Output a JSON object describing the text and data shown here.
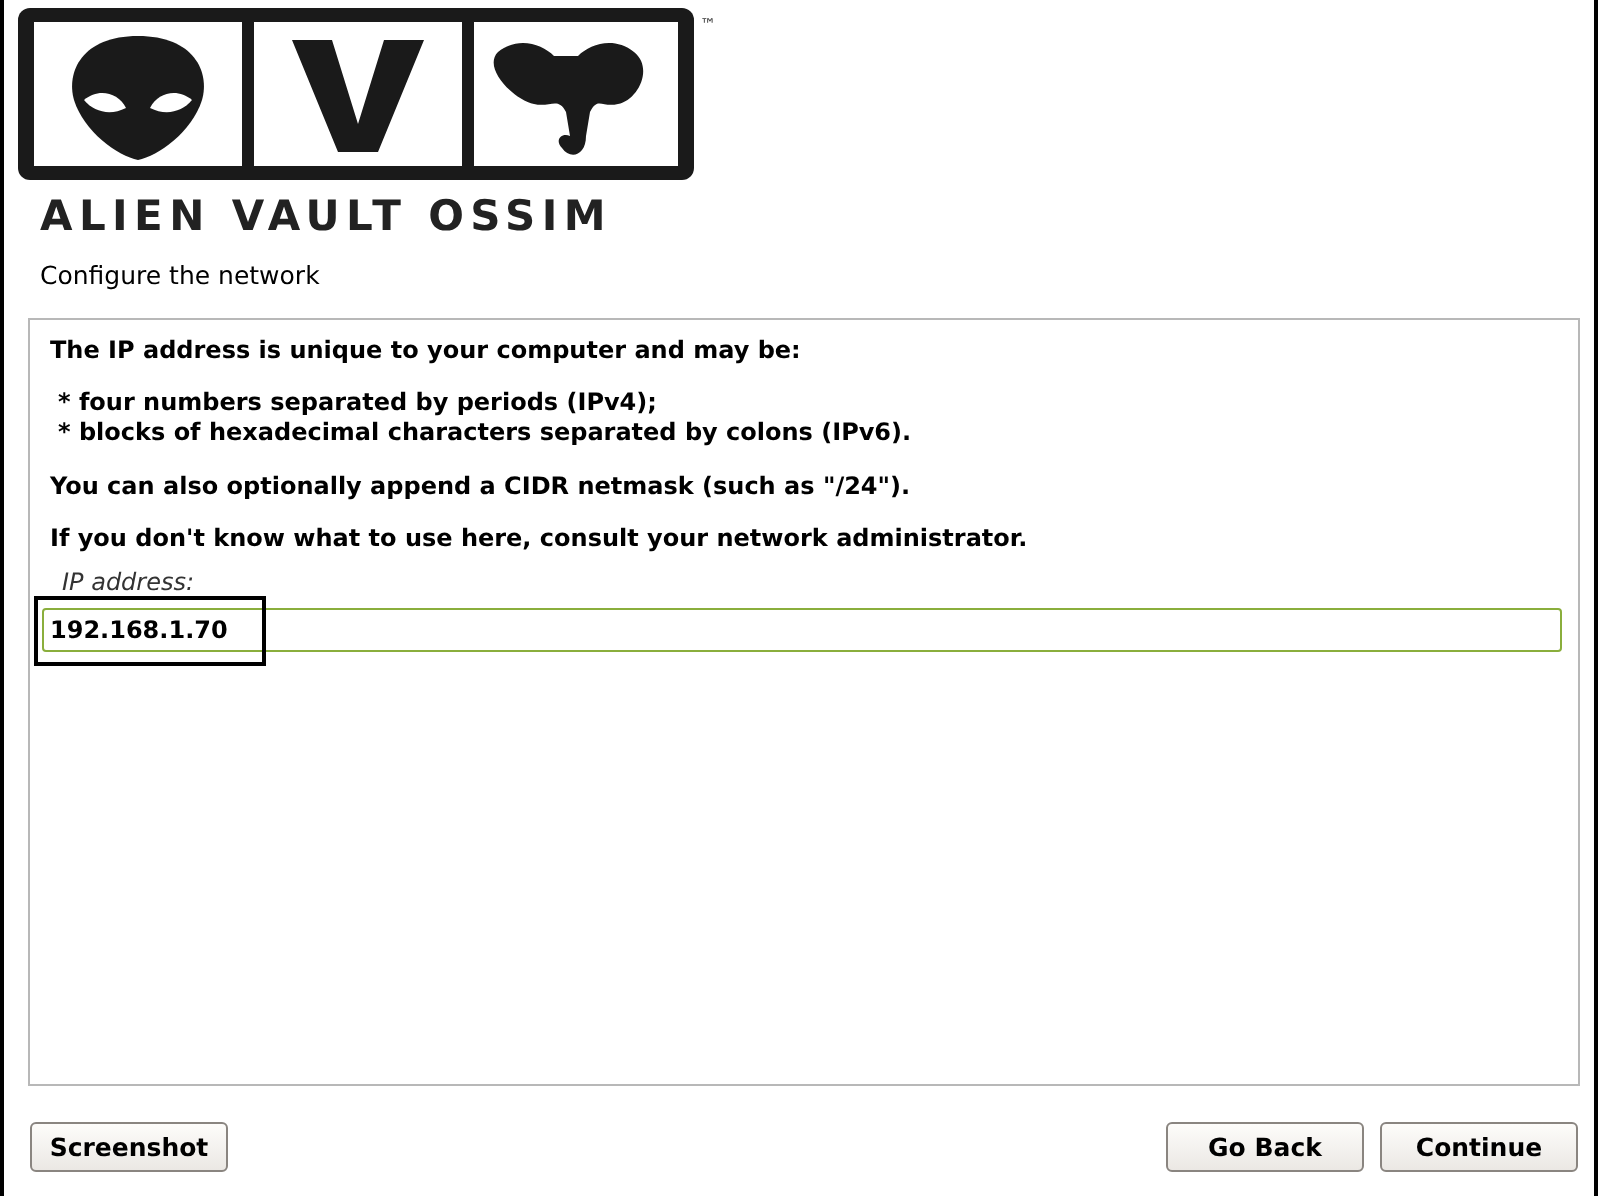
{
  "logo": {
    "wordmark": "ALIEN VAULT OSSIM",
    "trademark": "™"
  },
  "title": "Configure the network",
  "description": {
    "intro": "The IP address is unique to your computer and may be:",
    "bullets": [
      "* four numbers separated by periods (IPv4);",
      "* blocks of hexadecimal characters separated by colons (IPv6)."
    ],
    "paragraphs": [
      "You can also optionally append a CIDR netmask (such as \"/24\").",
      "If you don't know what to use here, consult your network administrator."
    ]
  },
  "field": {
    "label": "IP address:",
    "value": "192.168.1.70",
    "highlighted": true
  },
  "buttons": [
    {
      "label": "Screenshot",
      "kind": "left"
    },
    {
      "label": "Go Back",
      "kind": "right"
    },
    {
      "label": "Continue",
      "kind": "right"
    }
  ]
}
********************
- [The request] Leave the pictures out and reproduce each record exactly as written.

- [Answer]
Output a JSON object describing the text and data shown here.
{
  "logo": {
    "wordmark": "ALIEN VAULT OSSIM",
    "trademark": "™"
  },
  "title": "Configure the network",
  "description": {
    "intro": "The IP address is unique to your computer and may be:",
    "bullets": [
      "* four numbers separated by periods (IPv4);",
      "* blocks of hexadecimal characters separated by colons (IPv6)."
    ],
    "paragraphs": [
      "You can also optionally append a CIDR netmask (such as \"/24\").",
      "If you don't know what to use here, consult your network administrator."
    ]
  },
  "field": {
    "label": "IP address:",
    "value": "192.168.1.70",
    "highlighted": true
  },
  "buttons": [
    {
      "label": "Screenshot",
      "kind": "left"
    },
    {
      "label": "Go Back",
      "kind": "right"
    },
    {
      "label": "Continue",
      "kind": "right"
    }
  ]
}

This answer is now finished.